(WHAT YOU NEED TO DO) Output the records exactly. Include every line.

(DATA FOR THE TASK)
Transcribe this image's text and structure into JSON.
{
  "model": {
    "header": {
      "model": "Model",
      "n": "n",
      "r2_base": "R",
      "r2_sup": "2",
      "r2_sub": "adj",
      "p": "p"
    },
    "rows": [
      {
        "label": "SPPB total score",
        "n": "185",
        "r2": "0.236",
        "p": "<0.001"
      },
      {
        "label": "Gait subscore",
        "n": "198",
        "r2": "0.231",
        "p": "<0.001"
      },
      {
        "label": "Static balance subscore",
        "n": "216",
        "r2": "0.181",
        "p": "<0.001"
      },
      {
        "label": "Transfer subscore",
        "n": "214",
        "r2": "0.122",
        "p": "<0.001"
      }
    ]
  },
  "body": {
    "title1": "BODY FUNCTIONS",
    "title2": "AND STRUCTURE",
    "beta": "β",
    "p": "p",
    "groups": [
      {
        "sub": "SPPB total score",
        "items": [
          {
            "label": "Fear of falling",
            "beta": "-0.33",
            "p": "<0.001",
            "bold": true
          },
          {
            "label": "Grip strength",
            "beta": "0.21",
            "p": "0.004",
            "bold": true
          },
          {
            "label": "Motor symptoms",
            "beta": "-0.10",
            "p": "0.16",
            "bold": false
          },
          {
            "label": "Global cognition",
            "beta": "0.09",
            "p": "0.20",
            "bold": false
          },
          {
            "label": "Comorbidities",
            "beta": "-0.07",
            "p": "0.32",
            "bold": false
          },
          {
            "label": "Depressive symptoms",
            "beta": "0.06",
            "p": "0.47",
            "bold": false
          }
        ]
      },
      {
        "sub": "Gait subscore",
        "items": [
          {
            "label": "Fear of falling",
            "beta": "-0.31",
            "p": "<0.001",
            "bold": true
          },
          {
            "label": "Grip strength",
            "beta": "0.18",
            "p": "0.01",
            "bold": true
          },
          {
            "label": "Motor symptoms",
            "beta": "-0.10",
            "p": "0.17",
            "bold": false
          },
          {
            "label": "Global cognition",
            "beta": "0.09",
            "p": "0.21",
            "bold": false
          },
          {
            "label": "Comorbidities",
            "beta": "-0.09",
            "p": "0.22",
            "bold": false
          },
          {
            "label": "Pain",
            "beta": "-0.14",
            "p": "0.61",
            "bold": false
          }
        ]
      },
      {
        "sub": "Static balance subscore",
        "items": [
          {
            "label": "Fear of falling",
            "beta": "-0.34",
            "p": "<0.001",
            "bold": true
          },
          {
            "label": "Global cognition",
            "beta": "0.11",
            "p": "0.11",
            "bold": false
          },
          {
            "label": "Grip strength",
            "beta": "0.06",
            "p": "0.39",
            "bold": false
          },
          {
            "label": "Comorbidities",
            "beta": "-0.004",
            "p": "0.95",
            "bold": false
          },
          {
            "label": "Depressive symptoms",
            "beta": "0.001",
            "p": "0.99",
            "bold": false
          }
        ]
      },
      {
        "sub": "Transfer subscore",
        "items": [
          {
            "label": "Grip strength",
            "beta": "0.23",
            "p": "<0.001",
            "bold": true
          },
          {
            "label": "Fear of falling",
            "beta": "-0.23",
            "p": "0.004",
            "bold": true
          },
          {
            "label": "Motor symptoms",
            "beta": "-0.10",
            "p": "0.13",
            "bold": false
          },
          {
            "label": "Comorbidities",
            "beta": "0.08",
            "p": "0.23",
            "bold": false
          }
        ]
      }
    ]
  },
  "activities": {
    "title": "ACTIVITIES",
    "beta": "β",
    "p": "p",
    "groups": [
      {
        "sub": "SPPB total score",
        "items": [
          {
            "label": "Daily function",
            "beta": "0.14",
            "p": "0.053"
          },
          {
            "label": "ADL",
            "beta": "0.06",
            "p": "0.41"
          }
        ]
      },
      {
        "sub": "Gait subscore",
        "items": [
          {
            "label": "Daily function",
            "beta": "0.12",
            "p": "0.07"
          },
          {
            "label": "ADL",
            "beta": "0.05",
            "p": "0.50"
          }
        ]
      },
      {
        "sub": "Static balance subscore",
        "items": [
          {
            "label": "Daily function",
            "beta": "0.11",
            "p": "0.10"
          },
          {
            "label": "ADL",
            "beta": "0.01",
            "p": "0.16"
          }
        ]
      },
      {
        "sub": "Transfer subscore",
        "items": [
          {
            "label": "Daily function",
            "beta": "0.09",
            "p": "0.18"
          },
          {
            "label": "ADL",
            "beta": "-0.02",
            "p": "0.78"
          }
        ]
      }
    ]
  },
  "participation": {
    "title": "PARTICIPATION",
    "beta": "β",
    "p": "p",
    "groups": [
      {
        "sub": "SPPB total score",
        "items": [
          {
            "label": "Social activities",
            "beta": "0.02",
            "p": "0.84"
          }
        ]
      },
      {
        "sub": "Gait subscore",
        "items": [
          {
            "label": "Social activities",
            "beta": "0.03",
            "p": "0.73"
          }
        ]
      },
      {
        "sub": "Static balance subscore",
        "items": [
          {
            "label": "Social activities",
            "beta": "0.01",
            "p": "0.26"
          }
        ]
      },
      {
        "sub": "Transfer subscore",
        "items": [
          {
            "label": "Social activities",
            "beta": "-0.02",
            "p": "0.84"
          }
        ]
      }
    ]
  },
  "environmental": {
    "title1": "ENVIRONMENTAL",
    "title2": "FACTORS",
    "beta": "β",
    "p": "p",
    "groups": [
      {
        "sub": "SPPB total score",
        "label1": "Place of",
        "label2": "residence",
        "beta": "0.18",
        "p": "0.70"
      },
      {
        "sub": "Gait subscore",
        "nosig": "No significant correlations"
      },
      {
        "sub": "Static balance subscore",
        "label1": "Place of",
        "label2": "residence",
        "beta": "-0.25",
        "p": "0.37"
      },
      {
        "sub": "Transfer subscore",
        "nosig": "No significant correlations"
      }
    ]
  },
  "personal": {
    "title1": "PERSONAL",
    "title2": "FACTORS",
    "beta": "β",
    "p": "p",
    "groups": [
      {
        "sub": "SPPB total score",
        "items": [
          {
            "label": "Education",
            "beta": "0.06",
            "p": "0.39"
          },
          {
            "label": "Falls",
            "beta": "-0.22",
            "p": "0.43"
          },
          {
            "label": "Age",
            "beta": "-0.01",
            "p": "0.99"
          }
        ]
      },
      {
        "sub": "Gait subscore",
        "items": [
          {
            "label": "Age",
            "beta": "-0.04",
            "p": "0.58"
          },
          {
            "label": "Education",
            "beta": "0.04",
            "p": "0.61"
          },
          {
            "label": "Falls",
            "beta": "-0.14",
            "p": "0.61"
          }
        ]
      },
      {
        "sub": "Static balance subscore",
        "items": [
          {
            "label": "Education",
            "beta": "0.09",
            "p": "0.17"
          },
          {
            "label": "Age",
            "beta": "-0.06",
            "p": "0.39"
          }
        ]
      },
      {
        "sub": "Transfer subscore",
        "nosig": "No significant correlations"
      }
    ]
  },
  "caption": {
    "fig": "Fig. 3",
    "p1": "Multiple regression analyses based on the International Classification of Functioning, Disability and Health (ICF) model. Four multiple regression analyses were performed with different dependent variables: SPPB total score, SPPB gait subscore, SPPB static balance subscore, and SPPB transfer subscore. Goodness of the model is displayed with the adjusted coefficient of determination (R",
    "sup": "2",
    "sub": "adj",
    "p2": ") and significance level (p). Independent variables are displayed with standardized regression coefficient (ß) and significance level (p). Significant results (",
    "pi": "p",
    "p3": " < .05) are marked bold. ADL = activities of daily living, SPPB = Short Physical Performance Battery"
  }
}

(SOLVED EXERCISE)
Transcribe this image's text and structure into JSON.
{
  "model": {
    "header": {
      "model": "Model",
      "n": "n",
      "r2_base": "R",
      "r2_sup": "2",
      "r2_sub": "adj",
      "p": "p"
    },
    "rows": [
      {
        "label": "SPPB total score",
        "n": "185",
        "r2": "0.236",
        "p": "<0.001"
      },
      {
        "label": "Gait subscore",
        "n": "198",
        "r2": "0.231",
        "p": "<0.001"
      },
      {
        "label": "Static balance subscore",
        "n": "216",
        "r2": "0.181",
        "p": "<0.001"
      },
      {
        "label": "Transfer subscore",
        "n": "214",
        "r2": "0.122",
        "p": "<0.001"
      }
    ]
  },
  "body": {
    "title1": "BODY FUNCTIONS",
    "title2": "AND STRUCTURE",
    "beta": "β",
    "p": "p",
    "groups": [
      {
        "sub": "SPPB total score",
        "items": [
          {
            "label": "Fear of falling",
            "beta": "-0.33",
            "p": "<0.001",
            "bold": true
          },
          {
            "label": "Grip strength",
            "beta": "0.21",
            "p": "0.004",
            "bold": true
          },
          {
            "label": "Motor symptoms",
            "beta": "-0.10",
            "p": "0.16",
            "bold": false
          },
          {
            "label": "Global cognition",
            "beta": "0.09",
            "p": "0.20",
            "bold": false
          },
          {
            "label": "Comorbidities",
            "beta": "-0.07",
            "p": "0.32",
            "bold": false
          },
          {
            "label": "Depressive symptoms",
            "beta": "0.06",
            "p": "0.47",
            "bold": false
          }
        ]
      },
      {
        "sub": "Gait subscore",
        "items": [
          {
            "label": "Fear of falling",
            "beta": "-0.31",
            "p": "<0.001",
            "bold": true
          },
          {
            "label": "Grip strength",
            "beta": "0.18",
            "p": "0.01",
            "bold": true
          },
          {
            "label": "Motor symptoms",
            "beta": "-0.10",
            "p": "0.17",
            "bold": false
          },
          {
            "label": "Global cognition",
            "beta": "0.09",
            "p": "0.21",
            "bold": false
          },
          {
            "label": "Comorbidities",
            "beta": "-0.09",
            "p": "0.22",
            "bold": false
          },
          {
            "label": "Pain",
            "beta": "-0.14",
            "p": "0.61",
            "bold": false
          }
        ]
      },
      {
        "sub": "Static balance subscore",
        "items": [
          {
            "label": "Fear of falling",
            "beta": "-0.34",
            "p": "<0.001",
            "bold": true
          },
          {
            "label": "Global cognition",
            "beta": "0.11",
            "p": "0.11",
            "bold": false
          },
          {
            "label": "Grip strength",
            "beta": "0.06",
            "p": "0.39",
            "bold": false
          },
          {
            "label": "Comorbidities",
            "beta": "-0.004",
            "p": "0.95",
            "bold": false
          },
          {
            "label": "Depressive symptoms",
            "beta": "0.001",
            "p": "0.99",
            "bold": false
          }
        ]
      },
      {
        "sub": "Transfer subscore",
        "items": [
          {
            "label": "Grip strength",
            "beta": "0.23",
            "p": "<0.001",
            "bold": true
          },
          {
            "label": "Fear of falling",
            "beta": "-0.23",
            "p": "0.004",
            "bold": true
          },
          {
            "label": "Motor symptoms",
            "beta": "-0.10",
            "p": "0.13",
            "bold": false
          },
          {
            "label": "Comorbidities",
            "beta": "0.08",
            "p": "0.23",
            "bold": false
          }
        ]
      }
    ]
  },
  "activities": {
    "title": "ACTIVITIES",
    "beta": "β",
    "p": "p",
    "groups": [
      {
        "sub": "SPPB total score",
        "items": [
          {
            "label": "Daily function",
            "beta": "0.14",
            "p": "0.053"
          },
          {
            "label": "ADL",
            "beta": "0.06",
            "p": "0.41"
          }
        ]
      },
      {
        "sub": "Gait subscore",
        "items": [
          {
            "label": "Daily function",
            "beta": "0.12",
            "p": "0.07"
          },
          {
            "label": "ADL",
            "beta": "0.05",
            "p": "0.50"
          }
        ]
      },
      {
        "sub": "Static balance subscore",
        "items": [
          {
            "label": "Daily function",
            "beta": "0.11",
            "p": "0.10"
          },
          {
            "label": "ADL",
            "beta": "0.01",
            "p": "0.16"
          }
        ]
      },
      {
        "sub": "Transfer subscore",
        "items": [
          {
            "label": "Daily function",
            "beta": "0.09",
            "p": "0.18"
          },
          {
            "label": "ADL",
            "beta": "-0.02",
            "p": "0.78"
          }
        ]
      }
    ]
  },
  "participation": {
    "title": "PARTICIPATION",
    "beta": "β",
    "p": "p",
    "groups": [
      {
        "sub": "SPPB total score",
        "items": [
          {
            "label": "Social activities",
            "beta": "0.02",
            "p": "0.84"
          }
        ]
      },
      {
        "sub": "Gait subscore",
        "items": [
          {
            "label": "Social activities",
            "beta": "0.03",
            "p": "0.73"
          }
        ]
      },
      {
        "sub": "Static balance subscore",
        "items": [
          {
            "label": "Social activities",
            "beta": "0.01",
            "p": "0.26"
          }
        ]
      },
      {
        "sub": "Transfer subscore",
        "items": [
          {
            "label": "Social activities",
            "beta": "-0.02",
            "p": "0.84"
          }
        ]
      }
    ]
  },
  "environmental": {
    "title1": "ENVIRONMENTAL",
    "title2": "FACTORS",
    "beta": "β",
    "p": "p",
    "groups": [
      {
        "sub": "SPPB total score",
        "label1": "Place of",
        "label2": "residence",
        "beta": "0.18",
        "p": "0.70"
      },
      {
        "sub": "Gait subscore",
        "nosig": "No significant correlations"
      },
      {
        "sub": "Static balance subscore",
        "label1": "Place of",
        "label2": "residence",
        "beta": "-0.25",
        "p": "0.37"
      },
      {
        "sub": "Transfer subscore",
        "nosig": "No significant correlations"
      }
    ]
  },
  "personal": {
    "title1": "PERSONAL",
    "title2": "FACTORS",
    "beta": "β",
    "p": "p",
    "groups": [
      {
        "sub": "SPPB total score",
        "items": [
          {
            "label": "Education",
            "beta": "0.06",
            "p": "0.39"
          },
          {
            "label": "Falls",
            "beta": "-0.22",
            "p": "0.43"
          },
          {
            "label": "Age",
            "beta": "-0.01",
            "p": "0.99"
          }
        ]
      },
      {
        "sub": "Gait subscore",
        "items": [
          {
            "label": "Age",
            "beta": "-0.04",
            "p": "0.58"
          },
          {
            "label": "Education",
            "beta": "0.04",
            "p": "0.61"
          },
          {
            "label": "Falls",
            "beta": "-0.14",
            "p": "0.61"
          }
        ]
      },
      {
        "sub": "Static balance subscore",
        "items": [
          {
            "label": "Education",
            "beta": "0.09",
            "p": "0.17"
          },
          {
            "label": "Age",
            "beta": "-0.06",
            "p": "0.39"
          }
        ]
      },
      {
        "sub": "Transfer subscore",
        "nosig": "No significant correlations"
      }
    ]
  },
  "caption": {
    "fig": "Fig. 3",
    "p1": "Multiple regression analyses based on the International Classification of Functioning, Disability and Health (ICF) model. Four multiple regression analyses were performed with different dependent variables: SPPB total score, SPPB gait subscore, SPPB static balance subscore, and SPPB transfer subscore. Goodness of the model is displayed with the adjusted coefficient of determination (R",
    "sup": "2",
    "sub": "adj",
    "p2": ") and significance level (p). Independent variables are displayed with standardized regression coefficient (ß) and significance level (p). Significant results (",
    "pi": "p",
    "p3": " < .05) are marked bold. ADL = activities of daily living, SPPB = Short Physical Performance Battery"
  }
}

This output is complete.